Excerpted text =>
========

Do Protestants call no one on earth "father"? Do they call their own male parent "father"? The passage above says to call no one "rabbi". Rabbi means "teacher". Do Protestants call no one on earth "teacher"? If we can't use the words "father" and "teacher", then we will have to invent new words to express the meaning. It is a stretch to think Jesus meant to change our vocabularies. It makes perfect sense that He meant to minimize seeking honor, and simply serve in the capacity.
We note in the verses above (under the category of Sources in Scripture) that when Paul wrote to Timothy and Titus regarding the qualifications of bishops, priests and deacons, he always included the condition of being married only once. If bishops, priests and deacons can be married only once, it would seem they could be married. Why the current restriction on celibacy?
The restriction is a discipline, not a dogma. The Church does not claim that God demands all priests to be celibate; the Church imposes that rule because it is a good idea. The rule can be changed at any time (disciplines can be changed, as compared to dogmas which cannot), It is similar to a rule that all priests must first complete seminary before they become ordained (or that Protestant ministers must first complete seminary before they become preachers in their congregations). Nowhere does God state there a requirement for a priest (or minister) to attend seminary.
Still, if Paul allowed it, why does the Catholic Church have a discipline against being married?
I would like to mention, as is true of most rules, there are exceptions. For instance, a priest in an Eastern Rite Catholic Church can be married. A priest who is ordained in another faith (such as Anglican) and is married, can convert to the Roman Catholic faith, remain married, and become a Roman Catholic priest.

========

What you need to do =>
**A.** According to the excerpt on priestly celibacy, what does the word "rabbi" mean?
**B.** Reproduce the excerpt on priestly celibacy from "The restriction is" to "against being married?".
**C.** Write the next part of the excerpt on priestly celibacy, picking up after its final sentence.
The data is not needed.

Element box annotations:
========

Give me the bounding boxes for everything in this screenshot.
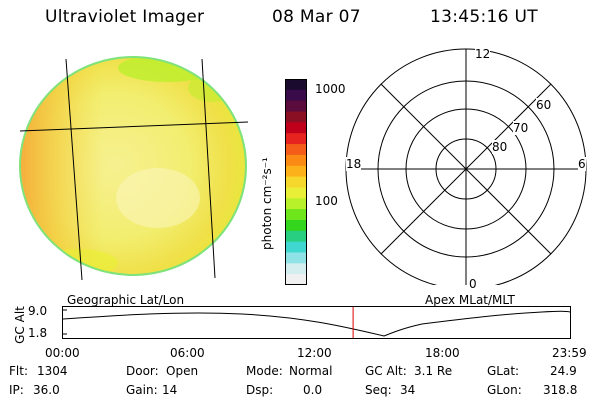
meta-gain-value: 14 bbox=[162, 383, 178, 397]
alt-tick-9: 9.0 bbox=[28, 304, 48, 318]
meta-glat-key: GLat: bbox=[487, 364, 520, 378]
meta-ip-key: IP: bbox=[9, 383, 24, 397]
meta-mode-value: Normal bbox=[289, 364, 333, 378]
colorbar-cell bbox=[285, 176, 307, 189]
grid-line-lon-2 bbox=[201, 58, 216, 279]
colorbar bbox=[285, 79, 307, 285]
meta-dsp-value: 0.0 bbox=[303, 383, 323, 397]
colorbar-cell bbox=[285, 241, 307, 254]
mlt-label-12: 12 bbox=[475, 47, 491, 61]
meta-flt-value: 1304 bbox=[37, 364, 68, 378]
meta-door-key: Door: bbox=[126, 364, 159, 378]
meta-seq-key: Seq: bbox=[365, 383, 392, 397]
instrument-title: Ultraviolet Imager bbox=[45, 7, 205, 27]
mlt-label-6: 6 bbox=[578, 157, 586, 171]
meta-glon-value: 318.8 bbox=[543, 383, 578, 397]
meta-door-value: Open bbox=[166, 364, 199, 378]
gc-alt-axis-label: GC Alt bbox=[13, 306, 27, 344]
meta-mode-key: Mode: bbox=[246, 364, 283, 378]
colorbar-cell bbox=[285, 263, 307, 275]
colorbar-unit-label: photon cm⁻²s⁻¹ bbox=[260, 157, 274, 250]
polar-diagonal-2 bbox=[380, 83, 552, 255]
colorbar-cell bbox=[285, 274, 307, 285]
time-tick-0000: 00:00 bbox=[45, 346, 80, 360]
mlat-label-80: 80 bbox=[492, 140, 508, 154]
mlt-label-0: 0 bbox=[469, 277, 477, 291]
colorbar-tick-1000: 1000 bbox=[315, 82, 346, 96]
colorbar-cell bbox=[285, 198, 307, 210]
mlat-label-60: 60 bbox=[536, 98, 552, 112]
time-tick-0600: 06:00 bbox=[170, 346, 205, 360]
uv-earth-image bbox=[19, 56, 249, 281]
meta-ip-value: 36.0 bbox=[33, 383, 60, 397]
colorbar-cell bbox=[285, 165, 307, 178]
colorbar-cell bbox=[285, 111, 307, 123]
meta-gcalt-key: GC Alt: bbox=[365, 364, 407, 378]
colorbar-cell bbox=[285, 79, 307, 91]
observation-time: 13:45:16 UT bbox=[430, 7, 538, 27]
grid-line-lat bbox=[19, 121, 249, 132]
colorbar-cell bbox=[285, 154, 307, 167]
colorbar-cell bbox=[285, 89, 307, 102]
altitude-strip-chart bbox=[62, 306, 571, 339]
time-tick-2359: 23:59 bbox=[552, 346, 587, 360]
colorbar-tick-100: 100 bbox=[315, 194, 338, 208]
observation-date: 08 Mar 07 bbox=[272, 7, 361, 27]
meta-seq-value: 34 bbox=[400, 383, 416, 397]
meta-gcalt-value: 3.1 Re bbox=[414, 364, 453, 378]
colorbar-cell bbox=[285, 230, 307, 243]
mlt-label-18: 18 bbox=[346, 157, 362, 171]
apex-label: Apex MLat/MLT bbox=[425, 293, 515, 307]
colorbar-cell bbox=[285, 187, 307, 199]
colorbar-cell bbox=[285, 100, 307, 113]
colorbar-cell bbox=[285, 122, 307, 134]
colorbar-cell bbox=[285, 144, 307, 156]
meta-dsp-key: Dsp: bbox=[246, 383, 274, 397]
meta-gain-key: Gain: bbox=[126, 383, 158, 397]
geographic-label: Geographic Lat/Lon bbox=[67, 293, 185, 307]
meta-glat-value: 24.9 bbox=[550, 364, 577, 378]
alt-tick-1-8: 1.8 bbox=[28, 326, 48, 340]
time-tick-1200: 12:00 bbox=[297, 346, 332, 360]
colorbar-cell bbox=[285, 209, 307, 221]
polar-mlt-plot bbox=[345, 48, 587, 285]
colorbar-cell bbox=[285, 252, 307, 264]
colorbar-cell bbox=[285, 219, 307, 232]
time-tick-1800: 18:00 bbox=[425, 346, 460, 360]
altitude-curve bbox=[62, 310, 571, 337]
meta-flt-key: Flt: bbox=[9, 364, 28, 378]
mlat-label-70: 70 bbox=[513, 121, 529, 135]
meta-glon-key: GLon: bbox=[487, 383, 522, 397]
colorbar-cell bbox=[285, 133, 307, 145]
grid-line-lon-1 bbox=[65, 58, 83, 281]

========

In response =>
**A.** Teacher.

**B.**
The restriction is a discipline, not a dogma. The Church does not claim that God demands all priests to be celibate; the Church imposes that rule because it is a good idea. The rule can be changed at any time (disciplines can be changed, as compared to dogmas which cannot), It is similar to a rule that all priests must first complete seminary before they become ordained (or that Protestant ministers must first complete seminary before they become preachers in their congregations). Nowhere does God state there a requirement for a priest (or minister) to attend seminary.
Still, if Paul allowed it, why does the Catholic Church have a discipline against being married?

**C.**
Paul recognizes how marriage, although it is proper and holy, can greatly interfere with dedication to the Lord. He mentions it is not an official requirement from him, but he is telling them for their own benefit. The Roman Catholic Church agrees.
Jesus preached that it is good to renounce marriage for the sake of the Kingdom of Heaven. The Roman Catholic Church agrees.
Paul confirms he was chaste, and it is better for all (not just priests) to remain single. (Note that Jesus was also chaste.)
Paul is admonishing Timothy not to become entangled in the business affairs of life. Timothy is to be as free as he can be to serve God and the Church.
These all point to the wisdom of remaining chaste if you are to serve the Lord as a priest or bishop.
There is plenty of support in Scripture for the sacrament of Holy Orders. Scripture describes the hierarchy of the offices, why only men can serve as priests, the permission to call priests 'father', and the advantages of celibacy.